BEGIN PROVIDED INFORMATION

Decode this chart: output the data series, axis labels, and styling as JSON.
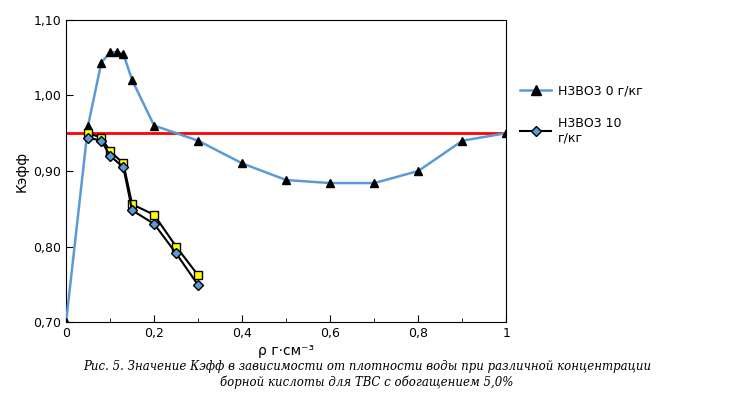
{
  "xlabel": "ρ г·см⁻³",
  "ylabel": "Кэфф",
  "caption_line1": "Рис. 5. Значение Кэфф в зависимости от плотности воды при различной концентрации",
  "caption_line2": "борной кислоты для ТВС с обогащением 5,0%",
  "ylim": [
    0.7,
    1.1
  ],
  "xlim": [
    0.0,
    1.0
  ],
  "yticks": [
    0.7,
    0.8,
    0.9,
    1.0,
    1.1
  ],
  "ytick_labels": [
    "0,70",
    "0,80",
    "0,90",
    "1,00",
    "1,10"
  ],
  "xticks": [
    0.0,
    0.2,
    0.4,
    0.6,
    0.8,
    1.0
  ],
  "xtick_labels": [
    "0",
    "0,2",
    "0,4",
    "0,6",
    "0,8",
    "1"
  ],
  "hline_y": 0.95,
  "hline_color": "#ff0000",
  "series1_label": "Н3ВО3 0 г/кг",
  "series1_x": [
    0.0,
    0.05,
    0.08,
    0.1,
    0.115,
    0.13,
    0.15,
    0.2,
    0.3,
    0.4,
    0.5,
    0.6,
    0.7,
    0.8,
    0.9,
    1.0
  ],
  "series1_y": [
    0.7,
    0.96,
    1.043,
    1.057,
    1.057,
    1.055,
    1.02,
    0.96,
    0.94,
    0.91,
    0.888,
    0.884,
    0.884,
    0.9,
    0.94,
    0.95
  ],
  "series1_color": "#5b9bd5",
  "series1_linewidth": 1.8,
  "series1_marker": "^",
  "series1_markersize": 6,
  "series1_markercolor": "#000000",
  "series2_label": "Н3ВО3 10\nг/кг",
  "series2_x": [
    0.05,
    0.08,
    0.1,
    0.13,
    0.15,
    0.2,
    0.25,
    0.3
  ],
  "series2_y": [
    0.944,
    0.94,
    0.92,
    0.905,
    0.848,
    0.83,
    0.791,
    0.749
  ],
  "series2_color": "#000000",
  "series2_linewidth": 1.5,
  "series2_marker": "D",
  "series2_markersize": 5,
  "series2_markerface": "#5b9bd5",
  "series3_x": [
    0.05,
    0.08,
    0.1,
    0.13,
    0.15,
    0.2,
    0.25,
    0.3
  ],
  "series3_y": [
    0.95,
    0.944,
    0.926,
    0.91,
    0.856,
    0.842,
    0.8,
    0.762
  ],
  "series3_color": "#000000",
  "series3_linewidth": 1.5,
  "series3_marker": "s",
  "series3_markersize": 6,
  "series3_markerface": "#ffff00",
  "background_color": "#ffffff"
}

END PROVIDED INFORMATION

> **YOUR OBJECTIVE**: Where a line in the entries holds "Кэфф", copy that line.

> **EXERCISE ANSWER**:
  "ylabel": "Кэфф",
  "caption_line1": "Рис. 5. Значение Кэфф в зависимости от плотности воды при различной концентрации",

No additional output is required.